→ TASK PROMPT
The records below are to be quoted in full; please keep every word exact.

→ MATERIAL FOR THIS TASK
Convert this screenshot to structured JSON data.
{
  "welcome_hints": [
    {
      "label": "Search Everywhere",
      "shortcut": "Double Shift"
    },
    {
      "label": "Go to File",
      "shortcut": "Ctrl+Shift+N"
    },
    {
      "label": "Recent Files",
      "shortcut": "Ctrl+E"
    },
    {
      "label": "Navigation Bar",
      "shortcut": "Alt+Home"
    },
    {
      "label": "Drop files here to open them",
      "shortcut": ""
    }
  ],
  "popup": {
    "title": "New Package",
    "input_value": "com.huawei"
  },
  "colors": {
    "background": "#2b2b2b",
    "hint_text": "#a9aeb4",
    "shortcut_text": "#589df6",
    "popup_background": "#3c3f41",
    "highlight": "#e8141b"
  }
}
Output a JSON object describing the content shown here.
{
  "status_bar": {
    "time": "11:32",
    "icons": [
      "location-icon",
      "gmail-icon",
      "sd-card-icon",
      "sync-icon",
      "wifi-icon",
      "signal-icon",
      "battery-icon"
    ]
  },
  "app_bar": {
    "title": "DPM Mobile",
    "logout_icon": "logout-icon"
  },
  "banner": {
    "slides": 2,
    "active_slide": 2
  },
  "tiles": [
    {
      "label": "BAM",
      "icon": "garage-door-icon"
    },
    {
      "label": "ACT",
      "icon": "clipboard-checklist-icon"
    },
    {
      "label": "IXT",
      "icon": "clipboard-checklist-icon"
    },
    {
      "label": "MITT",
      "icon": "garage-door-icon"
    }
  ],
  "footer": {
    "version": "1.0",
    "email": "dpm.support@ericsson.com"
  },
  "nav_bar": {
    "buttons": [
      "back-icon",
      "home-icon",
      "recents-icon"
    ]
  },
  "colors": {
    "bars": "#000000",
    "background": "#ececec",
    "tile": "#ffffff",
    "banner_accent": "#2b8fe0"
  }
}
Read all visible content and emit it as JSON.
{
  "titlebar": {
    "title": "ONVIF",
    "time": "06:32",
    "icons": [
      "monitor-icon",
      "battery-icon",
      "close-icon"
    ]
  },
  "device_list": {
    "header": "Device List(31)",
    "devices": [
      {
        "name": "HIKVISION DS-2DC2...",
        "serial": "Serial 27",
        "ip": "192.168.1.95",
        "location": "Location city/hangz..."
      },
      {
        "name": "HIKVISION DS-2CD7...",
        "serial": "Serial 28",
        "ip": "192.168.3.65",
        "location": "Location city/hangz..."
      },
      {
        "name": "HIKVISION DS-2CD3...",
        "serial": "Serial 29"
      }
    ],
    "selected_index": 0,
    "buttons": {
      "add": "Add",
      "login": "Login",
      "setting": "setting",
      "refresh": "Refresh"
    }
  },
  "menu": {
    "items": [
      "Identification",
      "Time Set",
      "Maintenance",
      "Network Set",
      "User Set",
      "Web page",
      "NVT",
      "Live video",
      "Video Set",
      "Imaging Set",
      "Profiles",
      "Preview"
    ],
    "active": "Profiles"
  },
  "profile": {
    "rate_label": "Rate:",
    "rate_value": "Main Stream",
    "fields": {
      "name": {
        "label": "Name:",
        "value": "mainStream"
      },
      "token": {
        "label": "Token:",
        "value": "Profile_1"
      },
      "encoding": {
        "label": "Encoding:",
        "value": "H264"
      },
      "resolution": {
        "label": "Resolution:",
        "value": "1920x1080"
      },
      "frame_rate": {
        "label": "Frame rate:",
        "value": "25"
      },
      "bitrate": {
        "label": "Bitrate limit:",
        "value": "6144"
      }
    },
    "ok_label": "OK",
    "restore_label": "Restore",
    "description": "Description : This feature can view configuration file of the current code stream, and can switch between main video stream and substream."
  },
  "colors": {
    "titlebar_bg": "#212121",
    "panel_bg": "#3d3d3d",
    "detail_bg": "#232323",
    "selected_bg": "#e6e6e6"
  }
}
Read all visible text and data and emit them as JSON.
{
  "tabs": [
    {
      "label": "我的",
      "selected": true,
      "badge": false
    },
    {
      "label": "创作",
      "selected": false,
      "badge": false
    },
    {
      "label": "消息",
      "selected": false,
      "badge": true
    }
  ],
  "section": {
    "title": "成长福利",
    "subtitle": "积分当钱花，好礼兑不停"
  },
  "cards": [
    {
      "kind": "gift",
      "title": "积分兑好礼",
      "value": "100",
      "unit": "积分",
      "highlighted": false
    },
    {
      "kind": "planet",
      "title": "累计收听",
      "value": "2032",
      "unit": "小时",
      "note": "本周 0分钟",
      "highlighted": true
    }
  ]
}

→ OUTPUT
Convert this screenshot to structured JSON data.
{
  "welcome_hints": [
    {
      "label": "Search Everywhere",
      "shortcut": "Double Shift"
    },
    {
      "label": "Go to File",
      "shortcut": "Ctrl+Shift+N"
    },
    {
      "label": "Recent Files",
      "shortcut": "Ctrl+E"
    },
    {
      "label": "Navigation Bar",
      "shortcut": "Alt+Home"
    },
    {
      "label": "Drop files here to open them",
      "shortcut": ""
    }
  ],
  "popup": {
    "title": "New Package",
    "input_value": "com.huawei"
  },
  "colors": {
    "background": "#2b2b2b",
    "hint_text": "#a9aeb4",
    "shortcut_text": "#589df6",
    "popup_background": "#3c3f41",
    "highlight": "#e8141b"
  }
}
Output a JSON object describing the content shown here.
{
  "status_bar": {
    "time": "11:32",
    "icons": [
      "location-icon",
      "gmail-icon",
      "sd-card-icon",
      "sync-icon",
      "wifi-icon",
      "signal-icon",
      "battery-icon"
    ]
  },
  "app_bar": {
    "title": "DPM Mobile",
    "logout_icon": "logout-icon"
  },
  "banner": {
    "slides": 2,
    "active_slide": 2
  },
  "tiles": [
    {
      "label": "BAM",
      "icon": "garage-door-icon"
    },
    {
      "label": "ACT",
      "icon": "clipboard-checklist-icon"
    },
    {
      "label": "IXT",
      "icon": "clipboard-checklist-icon"
    },
    {
      "label": "MITT",
      "icon": "garage-door-icon"
    }
  ],
  "footer": {
    "version": "1.0",
    "email": "dpm.support@ericsson.com"
  },
  "nav_bar": {
    "buttons": [
      "back-icon",
      "home-icon",
      "recents-icon"
    ]
  },
  "colors": {
    "bars": "#000000",
    "background": "#ececec",
    "tile": "#ffffff",
    "banner_accent": "#2b8fe0"
  }
}
Read all visible content and emit it as JSON.
{
  "titlebar": {
    "title": "ONVIF",
    "time": "06:32",
    "icons": [
      "monitor-icon",
      "battery-icon",
      "close-icon"
    ]
  },
  "device_list": {
    "header": "Device List(31)",
    "devices": [
      {
        "name": "HIKVISION DS-2DC2...",
        "serial": "Serial 27",
        "ip": "192.168.1.95",
        "location": "Location city/hangz..."
      },
      {
        "name": "HIKVISION DS-2CD7...",
        "serial": "Serial 28",
        "ip": "192.168.3.65",
        "location": "Location city/hangz..."
      },
      {
        "name": "HIKVISION DS-2CD3...",
        "serial": "Serial 29"
      }
    ],
    "selected_index": 0,
    "buttons": {
      "add": "Add",
      "login": "Login",
      "setting": "setting",
      "refresh": "Refresh"
    }
  },
  "menu": {
    "items": [
      "Identification",
      "Time Set",
      "Maintenance",
      "Network Set",
      "User Set",
      "Web page",
      "NVT",
      "Live video",
      "Video Set",
      "Imaging Set",
      "Profiles",
      "Preview"
    ],
    "active": "Profiles"
  },
  "profile": {
    "rate_label": "Rate:",
    "rate_value": "Main Stream",
    "fields": {
      "name": {
        "label": "Name:",
        "value": "mainStream"
      },
      "token": {
        "label": "Token:",
        "value": "Profile_1"
      },
      "encoding": {
        "label": "Encoding:",
        "value": "H264"
      },
      "resolution": {
        "label": "Resolution:",
        "value": "1920x1080"
      },
      "frame_rate": {
        "label": "Frame rate:",
        "value": "25"
      },
      "bitrate": {
        "label": "Bitrate limit:",
        "value": "6144"
      }
    },
    "ok_label": "OK",
    "restore_label": "Restore",
    "description": "Description : This feature can view configuration file of the current code stream, and can switch between main video stream and substream."
  },
  "colors": {
    "titlebar_bg": "#212121",
    "panel_bg": "#3d3d3d",
    "detail_bg": "#232323",
    "selected_bg": "#e6e6e6"
  }
}
Read all visible text and data and emit them as JSON.
{
  "tabs": [
    {
      "label": "我的",
      "selected": true,
      "badge": false
    },
    {
      "label": "创作",
      "selected": false,
      "badge": false
    },
    {
      "label": "消息",
      "selected": false,
      "badge": true
    }
  ],
  "section": {
    "title": "成长福利",
    "subtitle": "积分当钱花，好礼兑不停"
  },
  "cards": [
    {
      "kind": "gift",
      "title": "积分兑好礼",
      "value": "100",
      "unit": "积分",
      "highlighted": false
    },
    {
      "kind": "planet",
      "title": "累计收听",
      "value": "2032",
      "unit": "小时",
      "note": "本周 0分钟",
      "highlighted": true
    }
  ]
}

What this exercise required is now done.